• Stated task: Transcribe every entry word for word. Skip the pictures.

-- Begin Data shown --

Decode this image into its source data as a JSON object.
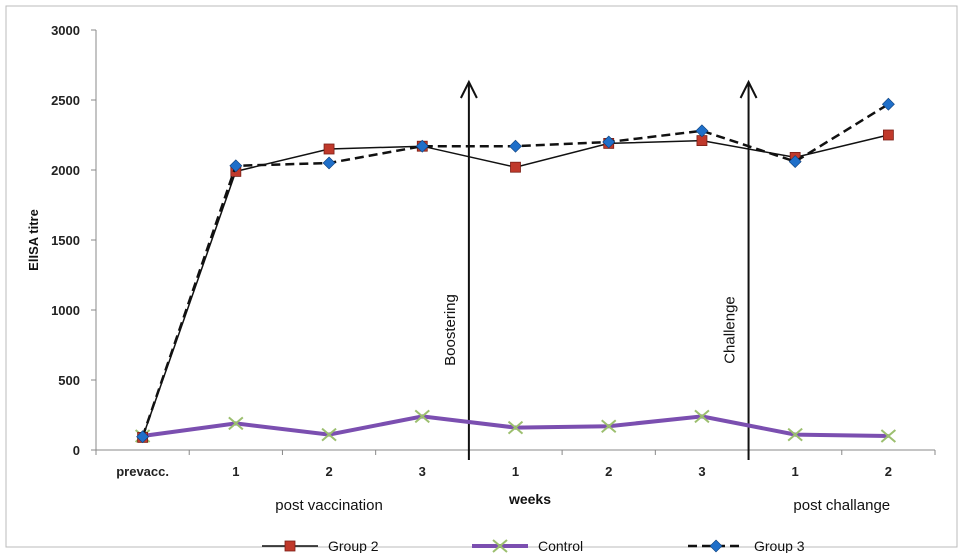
{
  "chart_data": {
    "type": "line",
    "title": "",
    "ylabel": "ElISA titre",
    "xlabel": "weeks",
    "ylim": [
      0,
      3000
    ],
    "y_ticks": [
      0,
      500,
      1000,
      1500,
      2000,
      2500,
      3000
    ],
    "categories": [
      "prevacc.",
      "1",
      "2",
      "3",
      "1",
      "2",
      "3",
      "1",
      "2"
    ],
    "category_groups": [
      {
        "label": "post vaccination",
        "from": 1,
        "to": 3
      },
      {
        "label": "post challange",
        "from": 7,
        "to": 8
      }
    ],
    "annotations": [
      {
        "label": "Boostering",
        "after_index": 3.5
      },
      {
        "label": "Challenge",
        "after_index": 6.5
      }
    ],
    "grid": false,
    "legend_position": "bottom",
    "series": [
      {
        "name": "Group 2",
        "color": "#c0392b",
        "line": "solid",
        "marker": "square",
        "values": [
          90,
          1990,
          2150,
          2170,
          2020,
          2190,
          2210,
          2090,
          2250
        ]
      },
      {
        "name": "Control",
        "color": "#7b4fb0",
        "line": "solid-thick",
        "marker": "x",
        "values": [
          100,
          190,
          110,
          240,
          160,
          170,
          240,
          110,
          100
        ]
      },
      {
        "name": "Group 3",
        "color": "#1f6fc9",
        "line": "dashed",
        "marker": "diamond",
        "values": [
          95,
          2030,
          2050,
          2170,
          2170,
          2200,
          2280,
          2060,
          2470
        ]
      }
    ]
  }
}
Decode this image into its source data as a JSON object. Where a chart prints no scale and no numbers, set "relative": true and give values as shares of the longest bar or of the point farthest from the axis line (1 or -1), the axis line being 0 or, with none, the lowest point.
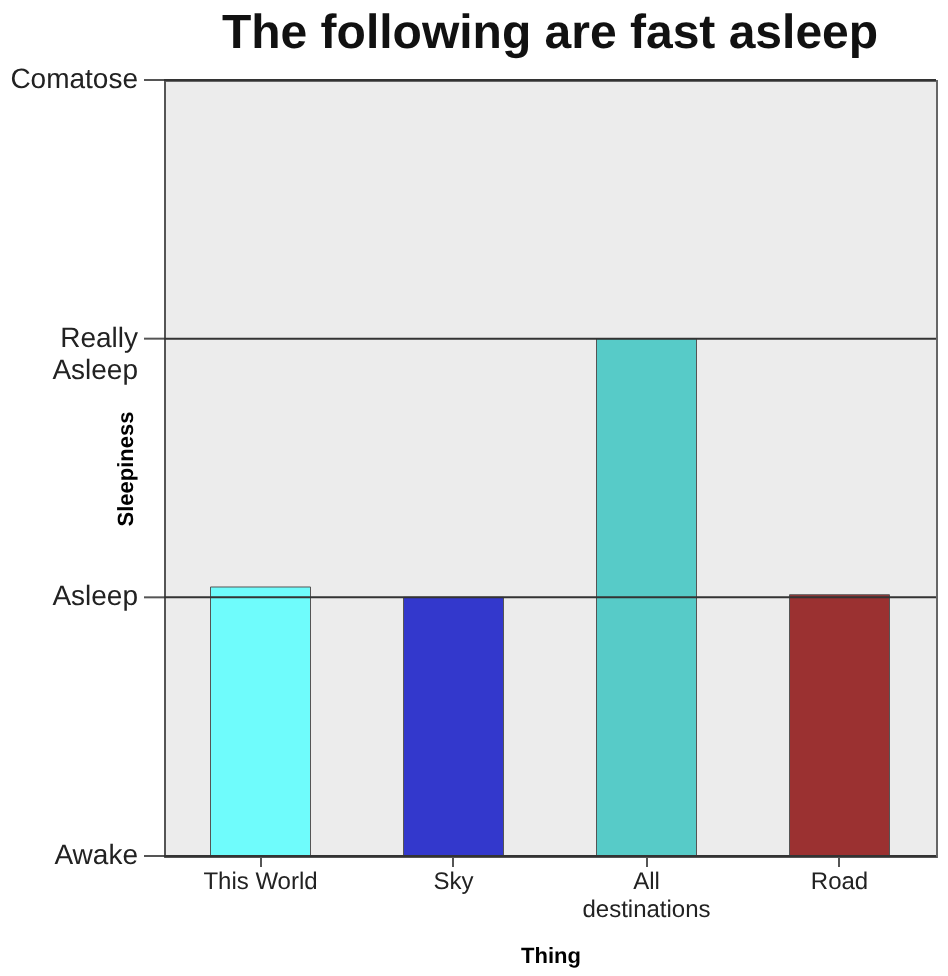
{
  "chart_data": {
    "type": "bar",
    "title": "The following are fast asleep",
    "xlabel": "Thing",
    "ylabel": "Sleepiness",
    "categories": [
      "This World",
      "Sky",
      "All destinations",
      "Road"
    ],
    "values": [
      0.52,
      0.5,
      1,
      0.505
    ],
    "colors": [
      "#6ffcfc",
      "#3338cc",
      "#57cbc8",
      "#9b3131"
    ],
    "relative": true,
    "ref_lines": [
      {
        "axis": "y",
        "value": 0,
        "label": "Awake"
      },
      {
        "axis": "y",
        "value": 0.5,
        "label": "Asleep"
      },
      {
        "axis": "y",
        "value": 1,
        "label": "Really Asleep"
      },
      {
        "axis": "y",
        "value": 1.5,
        "label": "Comatose"
      }
    ],
    "legend": false
  }
}
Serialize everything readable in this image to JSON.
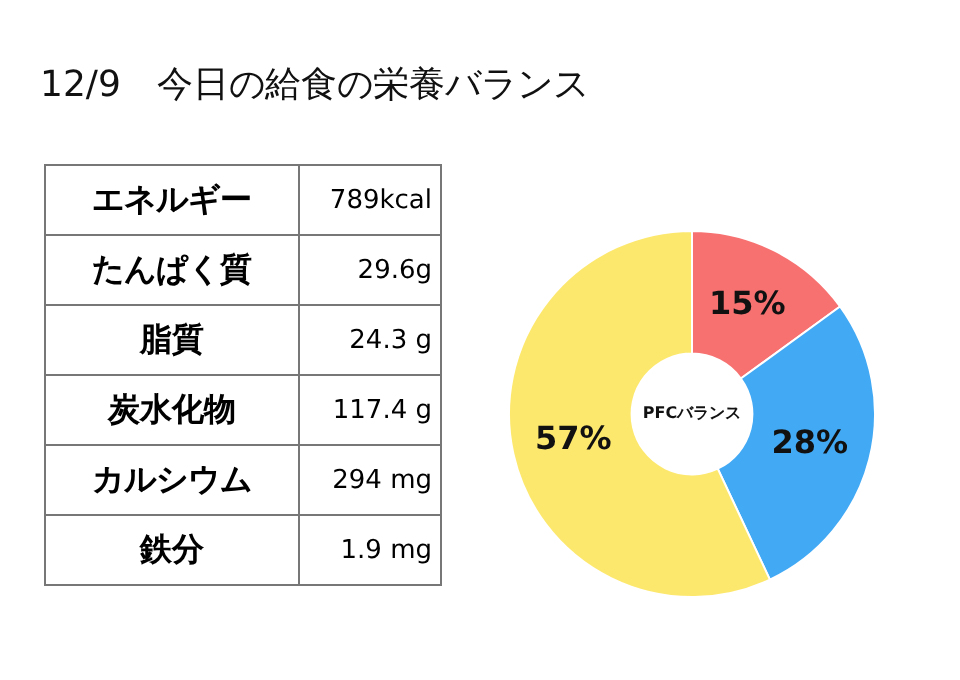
{
  "chart_data": [
    {
      "type": "other",
      "title": "12/9　今日の給食の栄養バランス",
      "categories": [
        "エネルギー",
        "たんぱく質",
        "脂質",
        "炭水化物",
        "カルシウム",
        "鉄分"
      ],
      "value_labels": [
        "789kcal",
        "29.6g",
        "24.3 g",
        "117.4 g",
        "294 mg",
        "1.9 mg"
      ]
    },
    {
      "type": "donut",
      "categories": [
        null,
        null,
        null
      ],
      "values": [
        15,
        28,
        57
      ],
      "colors": [
        "#f87171",
        "#42a9f5",
        "#fde86e"
      ],
      "value_labels": [
        "15%",
        "28%",
        "57%"
      ],
      "annotations": [
        "PFCバランス"
      ],
      "legend": false
    }
  ]
}
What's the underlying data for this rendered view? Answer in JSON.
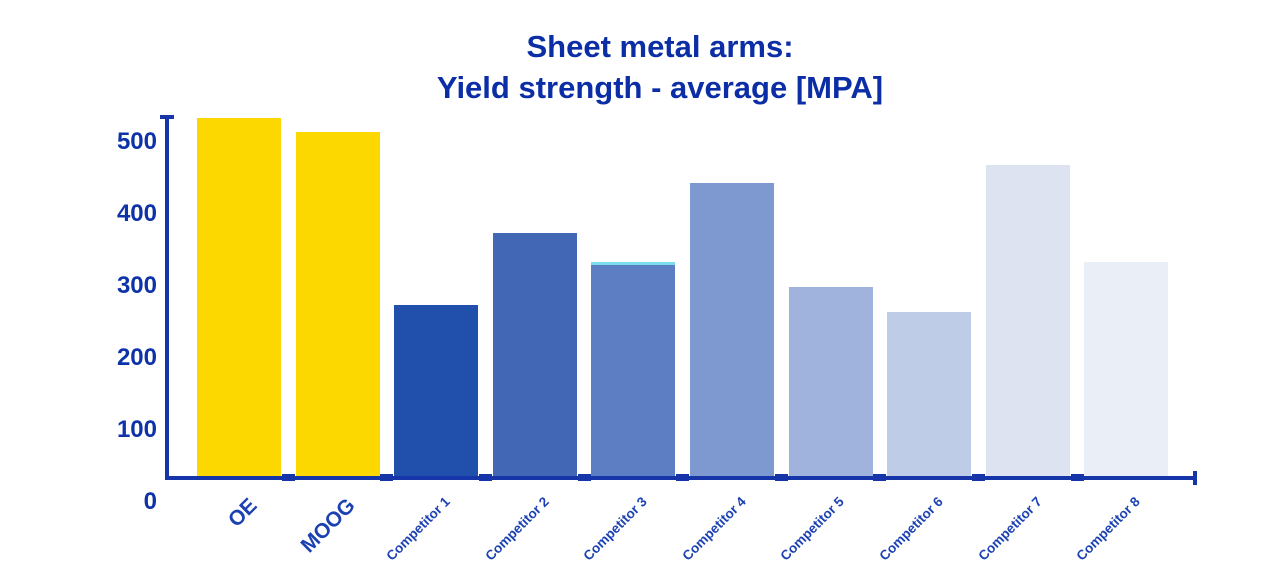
{
  "title": {
    "line1": "Sheet metal arms:",
    "line2": "Yield strength - average [MPA]"
  },
  "colors": {
    "title_text": "#0B2DA6",
    "axis": "#1535A8",
    "ytick_text": "#0E33A8",
    "xlabel_text": "#1B41B2",
    "background": "#FFFFFF"
  },
  "chart_data": {
    "type": "bar",
    "title": "Sheet metal arms: Yield strength - average [MPA]",
    "xlabel": "",
    "ylabel": "",
    "categories": [
      "OE",
      "MOOG",
      "Competitor 1",
      "Competitor 2",
      "Competitor 3",
      "Competitor 4",
      "Competitor 5",
      "Competitor 6",
      "Competitor 7",
      "Competitor 8"
    ],
    "values": [
      500,
      480,
      240,
      340,
      300,
      410,
      265,
      230,
      435,
      300
    ],
    "bar_colors": [
      "#FDD800",
      "#FDD800",
      "#2150AC",
      "#4167B5",
      "#5D7EC2",
      "#7E98D0",
      "#9FB3DC",
      "#BFCCE7",
      "#DDE3F1",
      "#EAEEF7"
    ],
    "bar_top_accent": {
      "index": 4,
      "color": "#7BDDEE"
    },
    "ylim": [
      0,
      500
    ],
    "yticks": [
      0,
      100,
      200,
      300,
      400,
      500
    ],
    "grid": false,
    "legend": false,
    "category_label_sizes": [
      21,
      21,
      13.5,
      13.5,
      13.5,
      13.5,
      13.5,
      13.5,
      13.5,
      13.5
    ]
  }
}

-- End Data shown --

• Reply:
Decode this image into its source data as a JSON object.
{
  "chart_data": {
    "type": "line",
    "title": "",
    "ylabel": "ElISA titre",
    "xlabel": "weeks",
    "ylim": [
      0,
      3000
    ],
    "y_ticks": [
      0,
      500,
      1000,
      1500,
      2000,
      2500,
      3000
    ],
    "categories": [
      "prevacc.",
      "1",
      "2",
      "3",
      "1",
      "2",
      "3",
      "1",
      "2"
    ],
    "category_groups": [
      {
        "label": "post vaccination",
        "from": 1,
        "to": 3
      },
      {
        "label": "post challange",
        "from": 7,
        "to": 8
      }
    ],
    "annotations": [
      {
        "label": "Boostering",
        "after_index": 3.5
      },
      {
        "label": "Challenge",
        "after_index": 6.5
      }
    ],
    "grid": false,
    "legend_position": "bottom",
    "series": [
      {
        "name": "Group 2",
        "color": "#c0392b",
        "line": "solid",
        "marker": "square",
        "values": [
          90,
          1990,
          2150,
          2170,
          2020,
          2190,
          2210,
          2090,
          2250
        ]
      },
      {
        "name": "Control",
        "color": "#7b4fb0",
        "line": "solid-thick",
        "marker": "x",
        "values": [
          100,
          190,
          110,
          240,
          160,
          170,
          240,
          110,
          100
        ]
      },
      {
        "name": "Group 3",
        "color": "#1f6fc9",
        "line": "dashed",
        "marker": "diamond",
        "values": [
          95,
          2030,
          2050,
          2170,
          2170,
          2200,
          2280,
          2060,
          2470
        ]
      }
    ]
  }
}
Decode this image into its source data as a JSON object. Where a chart prints no scale and no numbers, set "relative": true and give values as shares of the longest bar or of the point farthest from the axis line (1 or -1), the axis line being 0 or, with none, the lowest point.
{
  "chart_data": {
    "type": "bar",
    "title": "The following are fast asleep",
    "xlabel": "Thing",
    "ylabel": "Sleepiness",
    "categories": [
      "This World",
      "Sky",
      "All destinations",
      "Road"
    ],
    "values": [
      0.52,
      0.5,
      1,
      0.505
    ],
    "colors": [
      "#6ffcfc",
      "#3338cc",
      "#57cbc8",
      "#9b3131"
    ],
    "relative": true,
    "ref_lines": [
      {
        "axis": "y",
        "value": 0,
        "label": "Awake"
      },
      {
        "axis": "y",
        "value": 0.5,
        "label": "Asleep"
      },
      {
        "axis": "y",
        "value": 1,
        "label": "Really Asleep"
      },
      {
        "axis": "y",
        "value": 1.5,
        "label": "Comatose"
      }
    ],
    "legend": false
  }
}
Serialize everything readable in this image to JSON.
{
  "chart_data": [
    {
      "type": "other",
      "title": "12/9　今日の給食の栄養バランス",
      "categories": [
        "エネルギー",
        "たんぱく質",
        "脂質",
        "炭水化物",
        "カルシウム",
        "鉄分"
      ],
      "value_labels": [
        "789kcal",
        "29.6g",
        "24.3 g",
        "117.4 g",
        "294 mg",
        "1.9 mg"
      ]
    },
    {
      "type": "donut",
      "categories": [
        null,
        null,
        null
      ],
      "values": [
        15,
        28,
        57
      ],
      "colors": [
        "#f87171",
        "#42a9f5",
        "#fde86e"
      ],
      "value_labels": [
        "15%",
        "28%",
        "57%"
      ],
      "annotations": [
        "PFCバランス"
      ],
      "legend": false
    }
  ]
}
What's the underlying data for this rendered view? Answer in JSON.
{
  "title": {
    "line1": "Sheet metal arms:",
    "line2": "Yield strength - average [MPA]"
  },
  "colors": {
    "title_text": "#0B2DA6",
    "axis": "#1535A8",
    "ytick_text": "#0E33A8",
    "xlabel_text": "#1B41B2",
    "background": "#FFFFFF"
  },
  "chart_data": {
    "type": "bar",
    "title": "Sheet metal arms: Yield strength - average [MPA]",
    "xlabel": "",
    "ylabel": "",
    "categories": [
      "OE",
      "MOOG",
      "Competitor 1",
      "Competitor 2",
      "Competitor 3",
      "Competitor 4",
      "Competitor 5",
      "Competitor 6",
      "Competitor 7",
      "Competitor 8"
    ],
    "values": [
      500,
      480,
      240,
      340,
      300,
      410,
      265,
      230,
      435,
      300
    ],
    "bar_colors": [
      "#FDD800",
      "#FDD800",
      "#2150AC",
      "#4167B5",
      "#5D7EC2",
      "#7E98D0",
      "#9FB3DC",
      "#BFCCE7",
      "#DDE3F1",
      "#EAEEF7"
    ],
    "bar_top_accent": {
      "index": 4,
      "color": "#7BDDEE"
    },
    "ylim": [
      0,
      500
    ],
    "yticks": [
      0,
      100,
      200,
      300,
      400,
      500
    ],
    "grid": false,
    "legend": false,
    "category_label_sizes": [
      21,
      21,
      13.5,
      13.5,
      13.5,
      13.5,
      13.5,
      13.5,
      13.5,
      13.5
    ]
  }
}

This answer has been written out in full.